_YOUR TASK_. List each line in which the string "Глава" appears.

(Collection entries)
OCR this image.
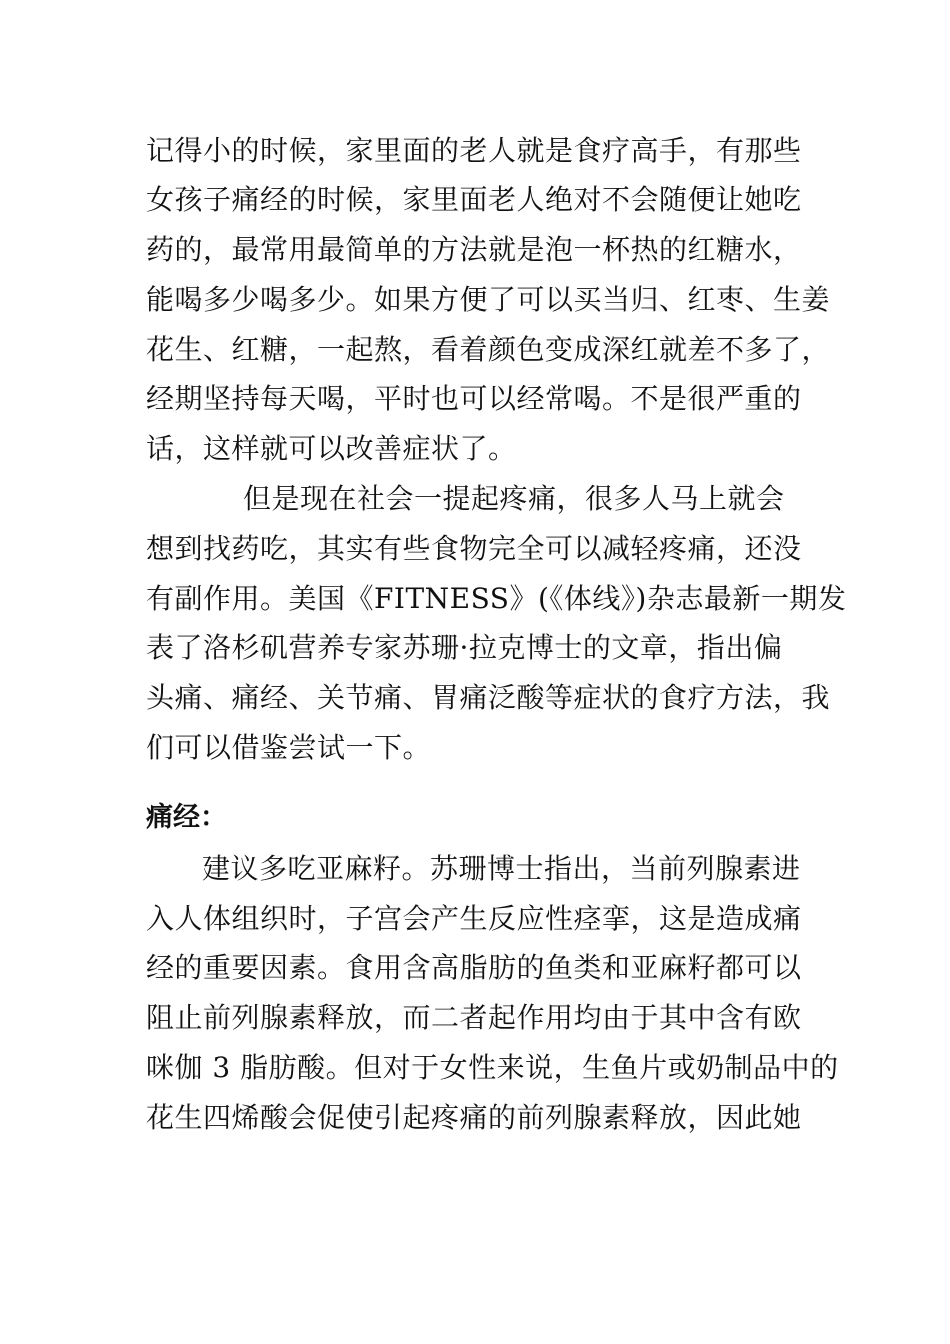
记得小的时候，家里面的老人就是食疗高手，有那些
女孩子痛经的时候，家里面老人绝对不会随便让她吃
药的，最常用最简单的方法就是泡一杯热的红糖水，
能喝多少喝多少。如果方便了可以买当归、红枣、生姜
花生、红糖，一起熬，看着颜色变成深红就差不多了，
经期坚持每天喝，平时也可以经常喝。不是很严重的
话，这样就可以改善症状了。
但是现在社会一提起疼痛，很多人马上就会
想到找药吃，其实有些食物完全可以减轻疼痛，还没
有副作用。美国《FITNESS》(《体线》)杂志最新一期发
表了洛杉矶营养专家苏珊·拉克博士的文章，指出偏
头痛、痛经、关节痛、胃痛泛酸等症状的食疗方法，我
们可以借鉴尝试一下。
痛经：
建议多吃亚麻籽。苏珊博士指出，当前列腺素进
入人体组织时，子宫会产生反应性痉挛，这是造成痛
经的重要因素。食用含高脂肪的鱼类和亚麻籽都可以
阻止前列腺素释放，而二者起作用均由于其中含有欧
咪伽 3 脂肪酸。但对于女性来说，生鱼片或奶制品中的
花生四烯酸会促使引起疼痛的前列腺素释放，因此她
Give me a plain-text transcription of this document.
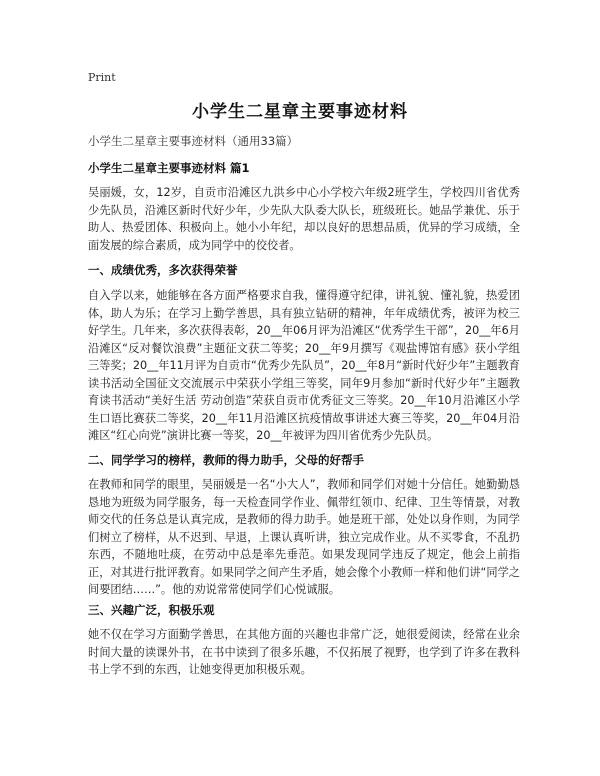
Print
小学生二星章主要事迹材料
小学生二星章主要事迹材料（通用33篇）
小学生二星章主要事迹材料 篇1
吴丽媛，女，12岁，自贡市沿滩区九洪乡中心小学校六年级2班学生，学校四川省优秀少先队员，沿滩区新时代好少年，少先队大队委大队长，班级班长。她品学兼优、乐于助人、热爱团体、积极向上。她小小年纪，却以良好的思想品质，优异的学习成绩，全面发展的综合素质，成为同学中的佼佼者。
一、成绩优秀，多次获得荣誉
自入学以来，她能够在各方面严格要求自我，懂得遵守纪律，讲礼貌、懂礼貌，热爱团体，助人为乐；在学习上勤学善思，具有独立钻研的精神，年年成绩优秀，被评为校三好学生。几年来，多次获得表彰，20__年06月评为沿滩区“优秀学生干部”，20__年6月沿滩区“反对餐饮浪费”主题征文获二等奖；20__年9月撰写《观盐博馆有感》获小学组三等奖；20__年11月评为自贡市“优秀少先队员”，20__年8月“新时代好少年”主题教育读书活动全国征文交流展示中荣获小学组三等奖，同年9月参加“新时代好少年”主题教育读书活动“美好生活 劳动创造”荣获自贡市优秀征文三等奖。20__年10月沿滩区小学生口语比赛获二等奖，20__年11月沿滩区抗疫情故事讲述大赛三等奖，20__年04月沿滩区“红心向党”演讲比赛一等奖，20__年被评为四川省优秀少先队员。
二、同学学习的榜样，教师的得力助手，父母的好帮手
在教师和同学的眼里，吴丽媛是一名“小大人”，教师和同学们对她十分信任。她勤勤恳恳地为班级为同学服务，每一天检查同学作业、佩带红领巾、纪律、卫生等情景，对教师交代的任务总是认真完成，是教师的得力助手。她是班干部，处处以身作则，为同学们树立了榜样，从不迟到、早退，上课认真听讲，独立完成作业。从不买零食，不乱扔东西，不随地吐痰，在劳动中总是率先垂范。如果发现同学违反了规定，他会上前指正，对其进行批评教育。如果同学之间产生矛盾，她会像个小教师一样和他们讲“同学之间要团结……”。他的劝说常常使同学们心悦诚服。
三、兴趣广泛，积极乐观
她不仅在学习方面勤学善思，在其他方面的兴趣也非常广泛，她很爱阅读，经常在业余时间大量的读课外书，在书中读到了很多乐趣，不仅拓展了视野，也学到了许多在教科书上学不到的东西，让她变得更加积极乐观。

...

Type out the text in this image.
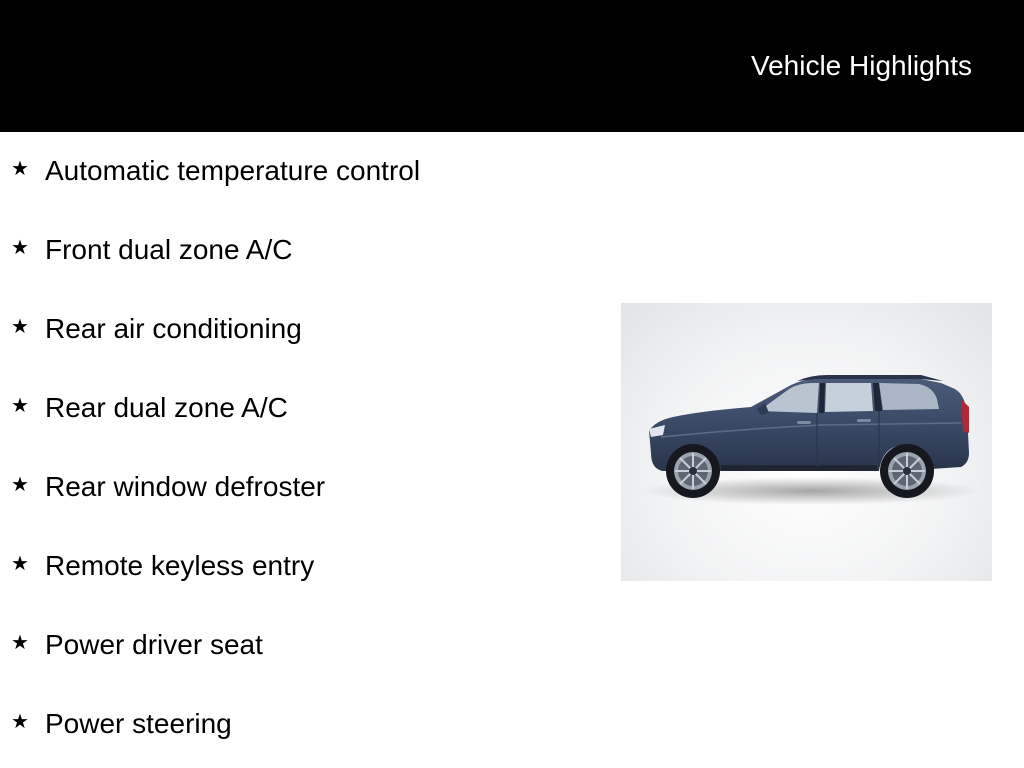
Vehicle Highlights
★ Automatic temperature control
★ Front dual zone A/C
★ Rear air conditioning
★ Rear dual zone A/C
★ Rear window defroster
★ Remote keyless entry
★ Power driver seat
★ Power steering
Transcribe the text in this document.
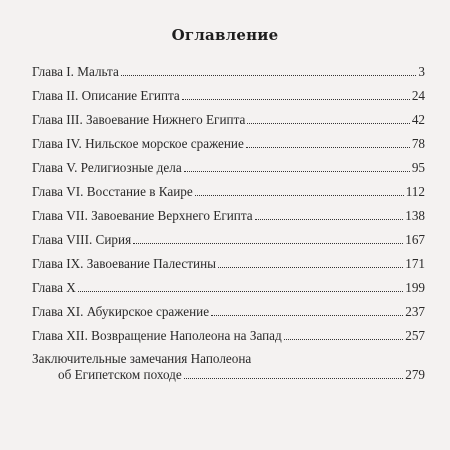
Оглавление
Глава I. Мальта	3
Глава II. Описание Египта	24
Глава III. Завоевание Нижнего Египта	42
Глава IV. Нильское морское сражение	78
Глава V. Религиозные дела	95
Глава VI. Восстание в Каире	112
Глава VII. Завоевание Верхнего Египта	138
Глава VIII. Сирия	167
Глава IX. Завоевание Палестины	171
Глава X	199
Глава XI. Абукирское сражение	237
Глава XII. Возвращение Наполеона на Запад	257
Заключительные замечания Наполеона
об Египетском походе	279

_RESULT FOR THIS EXERCISE_.
Глава I. Мальта	3
Глава II. Описание Египта	24
Глава III. Завоевание Нижнего Египта	42
Глава IV. Нильское морское сражение	78
Глава V. Религиозные дела	95
Глава VI. Восстание в Каире	112
Глава VII. Завоевание Верхнего Египта	138
Глава VIII. Сирия	167
Глава IX. Завоевание Палестины	171
Глава X	199
Глава XI. Абукирское сражение	237
Глава XII. Возвращение Наполеона на Запад	257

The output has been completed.